Dataset excerpts:
>> Begin
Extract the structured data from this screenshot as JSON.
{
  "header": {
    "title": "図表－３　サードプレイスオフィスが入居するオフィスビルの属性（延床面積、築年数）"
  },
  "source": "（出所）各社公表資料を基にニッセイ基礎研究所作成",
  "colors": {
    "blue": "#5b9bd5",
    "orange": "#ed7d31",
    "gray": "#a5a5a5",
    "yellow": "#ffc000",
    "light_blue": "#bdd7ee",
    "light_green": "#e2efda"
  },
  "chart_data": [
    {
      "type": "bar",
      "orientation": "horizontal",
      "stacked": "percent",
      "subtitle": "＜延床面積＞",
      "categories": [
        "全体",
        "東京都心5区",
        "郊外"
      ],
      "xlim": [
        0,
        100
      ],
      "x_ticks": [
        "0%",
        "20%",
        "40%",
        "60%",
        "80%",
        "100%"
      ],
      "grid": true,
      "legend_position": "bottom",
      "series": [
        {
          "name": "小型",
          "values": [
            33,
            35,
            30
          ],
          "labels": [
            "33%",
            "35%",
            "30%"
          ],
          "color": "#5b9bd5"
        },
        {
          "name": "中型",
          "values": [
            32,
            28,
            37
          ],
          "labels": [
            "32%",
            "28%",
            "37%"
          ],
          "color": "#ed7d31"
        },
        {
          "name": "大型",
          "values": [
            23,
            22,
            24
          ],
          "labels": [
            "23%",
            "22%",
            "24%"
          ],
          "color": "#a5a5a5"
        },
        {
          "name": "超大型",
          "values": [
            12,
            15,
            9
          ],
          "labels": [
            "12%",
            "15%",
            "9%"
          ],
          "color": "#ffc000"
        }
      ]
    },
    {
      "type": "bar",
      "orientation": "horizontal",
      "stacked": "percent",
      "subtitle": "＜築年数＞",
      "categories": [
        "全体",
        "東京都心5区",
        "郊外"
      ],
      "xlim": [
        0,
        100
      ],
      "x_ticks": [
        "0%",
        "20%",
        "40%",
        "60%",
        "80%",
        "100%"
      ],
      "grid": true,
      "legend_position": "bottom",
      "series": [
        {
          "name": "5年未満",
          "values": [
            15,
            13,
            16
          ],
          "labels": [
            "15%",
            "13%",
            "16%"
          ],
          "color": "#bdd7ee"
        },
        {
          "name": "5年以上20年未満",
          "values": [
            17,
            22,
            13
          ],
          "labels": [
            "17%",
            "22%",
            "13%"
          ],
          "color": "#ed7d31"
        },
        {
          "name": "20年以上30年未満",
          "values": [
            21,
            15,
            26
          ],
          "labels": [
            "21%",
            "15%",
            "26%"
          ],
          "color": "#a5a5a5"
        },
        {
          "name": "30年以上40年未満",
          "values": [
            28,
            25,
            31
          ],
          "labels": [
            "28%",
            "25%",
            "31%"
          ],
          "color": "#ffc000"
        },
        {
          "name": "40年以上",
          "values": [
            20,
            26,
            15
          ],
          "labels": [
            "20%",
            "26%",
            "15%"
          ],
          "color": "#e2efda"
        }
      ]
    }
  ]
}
>> End
What the exercise asks: Determine the number of lines in the entries above where the string "name" appears. Answer with the number alone.

The solution: 9